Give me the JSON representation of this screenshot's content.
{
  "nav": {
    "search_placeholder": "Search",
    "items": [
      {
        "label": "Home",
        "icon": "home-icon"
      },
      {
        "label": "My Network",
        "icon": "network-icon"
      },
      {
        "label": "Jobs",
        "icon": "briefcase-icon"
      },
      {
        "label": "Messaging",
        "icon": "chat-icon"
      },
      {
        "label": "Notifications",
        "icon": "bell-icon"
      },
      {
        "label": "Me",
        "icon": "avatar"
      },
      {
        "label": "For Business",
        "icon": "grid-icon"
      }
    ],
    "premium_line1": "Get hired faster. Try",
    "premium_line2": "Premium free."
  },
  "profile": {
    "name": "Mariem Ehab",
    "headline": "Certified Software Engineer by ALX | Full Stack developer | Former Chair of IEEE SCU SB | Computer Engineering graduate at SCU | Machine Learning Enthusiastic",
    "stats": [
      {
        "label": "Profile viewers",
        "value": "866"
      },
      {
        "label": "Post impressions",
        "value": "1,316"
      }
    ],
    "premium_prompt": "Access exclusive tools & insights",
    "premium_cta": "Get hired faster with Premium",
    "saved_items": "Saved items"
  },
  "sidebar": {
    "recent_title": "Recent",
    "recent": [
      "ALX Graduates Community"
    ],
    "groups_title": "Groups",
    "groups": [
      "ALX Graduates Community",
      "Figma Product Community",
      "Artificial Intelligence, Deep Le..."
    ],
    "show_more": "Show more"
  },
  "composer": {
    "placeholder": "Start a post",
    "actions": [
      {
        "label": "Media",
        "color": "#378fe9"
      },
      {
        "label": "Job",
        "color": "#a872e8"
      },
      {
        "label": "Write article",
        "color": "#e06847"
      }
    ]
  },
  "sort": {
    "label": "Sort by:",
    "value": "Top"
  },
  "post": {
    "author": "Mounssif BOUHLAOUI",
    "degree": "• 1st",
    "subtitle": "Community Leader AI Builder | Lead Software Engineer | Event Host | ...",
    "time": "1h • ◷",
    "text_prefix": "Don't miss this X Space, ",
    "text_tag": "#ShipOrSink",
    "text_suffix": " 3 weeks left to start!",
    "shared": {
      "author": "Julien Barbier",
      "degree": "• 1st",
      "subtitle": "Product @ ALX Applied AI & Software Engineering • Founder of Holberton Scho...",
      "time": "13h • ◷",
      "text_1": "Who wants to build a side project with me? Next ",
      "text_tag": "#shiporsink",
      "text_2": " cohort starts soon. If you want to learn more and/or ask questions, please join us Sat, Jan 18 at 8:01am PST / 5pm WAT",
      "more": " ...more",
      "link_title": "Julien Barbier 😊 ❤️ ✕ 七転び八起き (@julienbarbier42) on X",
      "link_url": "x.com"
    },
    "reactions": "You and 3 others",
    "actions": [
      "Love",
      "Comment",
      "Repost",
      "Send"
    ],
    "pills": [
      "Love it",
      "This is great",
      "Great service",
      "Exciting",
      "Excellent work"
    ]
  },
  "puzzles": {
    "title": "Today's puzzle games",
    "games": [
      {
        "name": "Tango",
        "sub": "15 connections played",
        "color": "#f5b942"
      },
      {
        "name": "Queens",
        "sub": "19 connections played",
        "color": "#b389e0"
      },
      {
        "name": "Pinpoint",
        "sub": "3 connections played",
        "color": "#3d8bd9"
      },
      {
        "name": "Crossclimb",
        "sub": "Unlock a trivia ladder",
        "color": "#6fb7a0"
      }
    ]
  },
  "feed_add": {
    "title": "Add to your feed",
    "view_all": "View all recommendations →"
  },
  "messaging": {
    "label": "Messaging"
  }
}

********************

◆ Task instructions
Extract the complete set of records unchanged.

◆ Answer for the task
Give me the JSON representation of this screenshot's content.
{
  "nav": {
    "search_placeholder": "Search",
    "items": [
      {
        "label": "Home",
        "icon": "home-icon"
      },
      {
        "label": "My Network",
        "icon": "network-icon"
      },
      {
        "label": "Jobs",
        "icon": "briefcase-icon"
      },
      {
        "label": "Messaging",
        "icon": "chat-icon"
      },
      {
        "label": "Notifications",
        "icon": "bell-icon"
      },
      {
        "label": "Me",
        "icon": "avatar"
      },
      {
        "label": "For Business",
        "icon": "grid-icon"
      }
    ],
    "premium_line1": "Get hired faster. Try",
    "premium_line2": "Premium free."
  },
  "profile": {
    "name": "Mariem Ehab",
    "headline": "Certified Software Engineer by ALX | Full Stack developer | Former Chair of IEEE SCU SB | Computer Engineering graduate at SCU | Machine Learning Enthusiastic",
    "stats": [
      {
        "label": "Profile viewers",
        "value": "866"
      },
      {
        "label": "Post impressions",
        "value": "1,316"
      }
    ],
    "premium_prompt": "Access exclusive tools & insights",
    "premium_cta": "Get hired faster with Premium",
    "saved_items": "Saved items"
  },
  "sidebar": {
    "recent_title": "Recent",
    "recent": [
      "ALX Graduates Community"
    ],
    "groups_title": "Groups",
    "groups": [
      "ALX Graduates Community",
      "Figma Product Community",
      "Artificial Intelligence, Deep Le..."
    ],
    "show_more": "Show more"
  },
  "composer": {
    "placeholder": "Start a post",
    "actions": [
      {
        "label": "Media",
        "color": "#378fe9"
      },
      {
        "label": "Job",
        "color": "#a872e8"
      },
      {
        "label": "Write article",
        "color": "#e06847"
      }
    ]
  },
  "sort": {
    "label": "Sort by:",
    "value": "Top"
  },
  "post": {
    "author": "Mounssif BOUHLAOUI",
    "degree": "• 1st",
    "subtitle": "Community Leader AI Builder | Lead Software Engineer | Event Host | ...",
    "time": "1h • ◷",
    "text_prefix": "Don't miss this X Space, ",
    "text_tag": "#ShipOrSink",
    "text_suffix": " 3 weeks left to start!",
    "shared": {
      "author": "Julien Barbier",
      "degree": "• 1st",
      "subtitle": "Product @ ALX Applied AI & Software Engineering • Founder of Holberton Scho...",
      "time": "13h • ◷",
      "text_1": "Who wants to build a side project with me? Next ",
      "text_tag": "#shiporsink",
      "text_2": " cohort starts soon. If you want to learn more and/or ask questions, please join us Sat, Jan 18 at 8:01am PST / 5pm WAT",
      "more": " ...more",
      "link_title": "Julien Barbier 😊 ❤️ ✕ 七転び八起き (@julienbarbier42) on X",
      "link_url": "x.com"
    },
    "reactions": "You and 3 others",
    "actions": [
      "Love",
      "Comment",
      "Repost",
      "Send"
    ],
    "pills": [
      "Love it",
      "This is great",
      "Great service",
      "Exciting",
      "Excellent work"
    ]
  },
  "puzzles": {
    "title": "Today's puzzle games",
    "games": [
      {
        "name": "Tango",
        "sub": "15 connections played",
        "color": "#f5b942"
      },
      {
        "name": "Queens",
        "sub": "19 connections played",
        "color": "#b389e0"
      },
      {
        "name": "Pinpoint",
        "sub": "3 connections played",
        "color": "#3d8bd9"
      },
      {
        "name": "Crossclimb",
        "sub": "Unlock a trivia ladder",
        "color": "#6fb7a0"
      }
    ]
  },
  "feed_add": {
    "title": "Add to your feed",
    "view_all": "View all recommendations →"
  },
  "messaging": {
    "label": "Messaging"
  }
}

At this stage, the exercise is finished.